The exercise
In your copy, leave out the pictures and repeat the entries below exactly.

Entries
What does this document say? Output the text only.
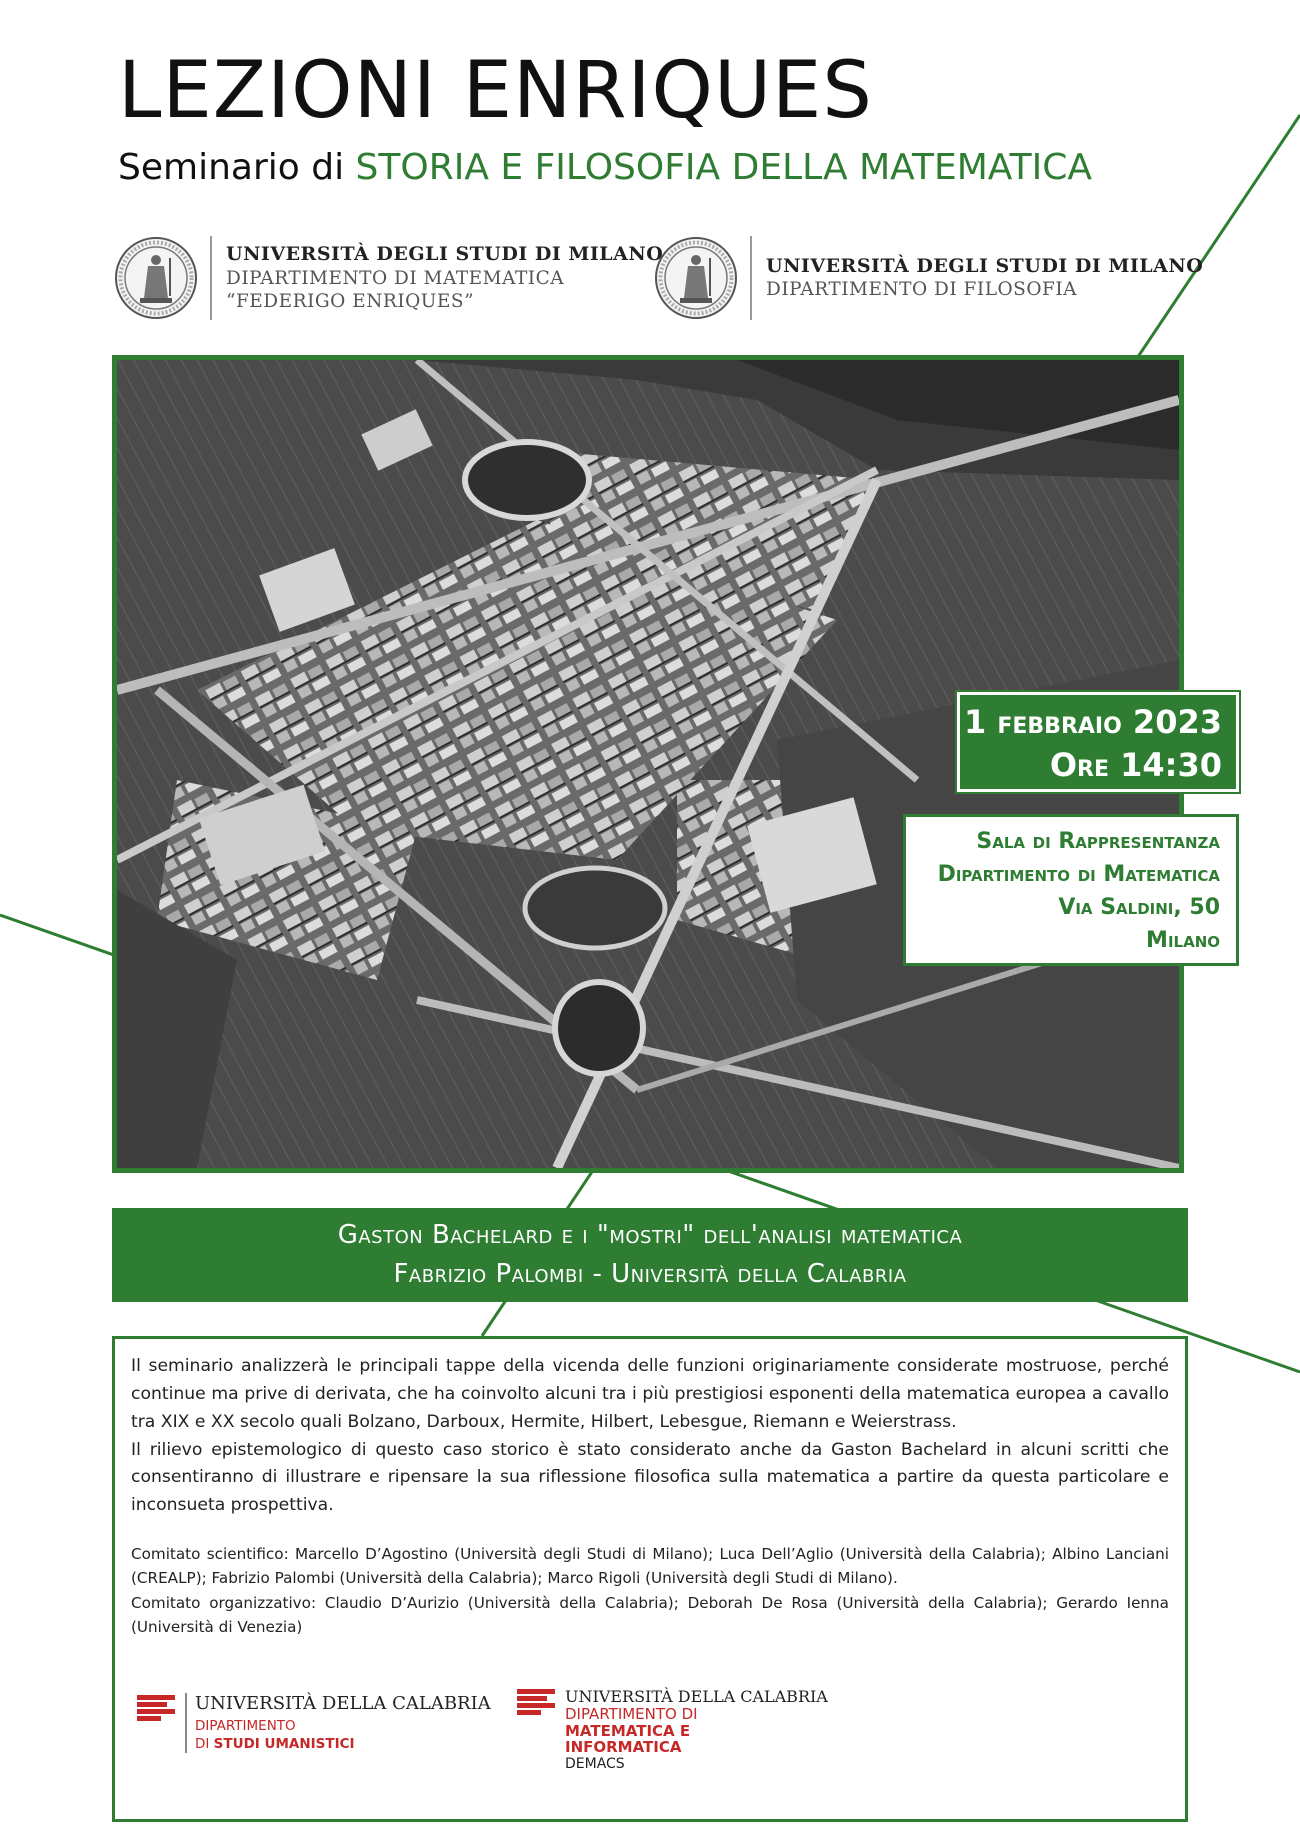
LEZIONI ENRIQUES
Seminario di STORIA E FILOSOFIA DELLA MATEMATICA
UNIVERSITÀ DEGLI STUDI DI MILANO
DIPARTIMENTO DI MATEMATICA
“FEDERIGO ENRIQUES”
UNIVERSITÀ DEGLI STUDI DI MILANO
DIPARTIMENTO DI FILOSOFIA
1 febbraio 2023
Ore 14:30
Sala di Rappresentanza
Dipartimento di Matematica
Via Saldini, 50
Milano
Gaston Bachelard e i "mostri" dell'analisi matematica
Fabrizio Palombi - Università della Calabria

Il seminario analizzerà le principali tappe della vicenda delle funzioni originariamente considerate mostruose, perché continue ma prive di derivata, che ha coinvolto alcuni tra i più prestigiosi esponenti della matematica europea a cavallo tra XIX e XX secolo quali Bolzano, Darboux, Hermite, Hilbert, Lebesgue, Riemann e Weierstrass.

Il rilievo epistemologico di questo caso storico è stato considerato anche da Gaston Bachelard in alcuni scritti che consentiranno di illustrare e ripensare la sua riflessione filosofica sulla matematica a partire da questa particolare e inconsueta prospettiva.

Comitato scientifico: Marcello D’Agostino (Università degli Studi di Milano); Luca Dell’Aglio (Università della Calabria); Albino Lanciani (CREALP); Fabrizio Palombi (Università della Calabria); Marco Rigoli (Università degli Studi di Milano).

Comitato organizzativo: Claudio D’Aurizio (Università della Calabria); Deborah De Rosa (Università della Calabria); Gerardo Ienna (Università di Venezia)

UNIVERSITÀ DELLA CALABRIA
DIPARTIMENTO
DI STUDI UMANISTICI
UNIVERSITÀ DELLA CALABRIA
DIPARTIMENTO DI
MATEMATICA E
INFORMATICA
DEMACS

Task result
What does this document say? Output the text only.
LEZIONI ENRIQUES
Seminario di STORIA E FILOSOFIA DELLA MATEMATICA
UNIVERSITÀ DEGLI STUDI DI MILANO
DIPARTIMENTO DI MATEMATICA
“FEDERIGO ENRIQUES”
UNIVERSITÀ DEGLI STUDI DI MILANO
DIPARTIMENTO DI FILOSOFIA
1 febbraio 2023
Ore 14:30
Sala di Rappresentanza
Dipartimento di Matematica
Via Saldini, 50
Milano
Gaston Bachelard e i "mostri" dell'analisi matematica
Fabrizio Palombi - Università della Calabria

Il seminario analizzerà le principali tappe della vicenda delle funzioni originariamente considerate mostruose, perché continue ma prive di derivata, che ha coinvolto alcuni tra i più prestigiosi esponenti della matematica europea a cavallo tra XIX e XX secolo quali Bolzano, Darboux, Hermite, Hilbert, Lebesgue, Riemann e Weierstrass.

Il rilievo epistemologico di questo caso storico è stato considerato anche da Gaston Bachelard in alcuni scritti che consentiranno di illustrare e ripensare la sua riflessione filosofica sulla matematica a partire da questa particolare e inconsueta prospettiva.

Comitato scientifico: Marcello D’Agostino (Università degli Studi di Milano); Luca Dell’Aglio (Università della Calabria); Albino Lanciani (CREALP); Fabrizio Palombi (Università della Calabria); Marco Rigoli (Università degli Studi di Milano).

Comitato organizzativo: Claudio D’Aurizio (Università della Calabria); Deborah De Rosa (Università della Calabria); Gerardo Ienna (Università di Venezia)

UNIVERSITÀ DELLA CALABRIA
DIPARTIMENTO
DI STUDI UMANISTICI
UNIVERSITÀ DELLA CALABRIA
DIPARTIMENTO DI
MATEMATICA E
INFORMATICA
DEMACS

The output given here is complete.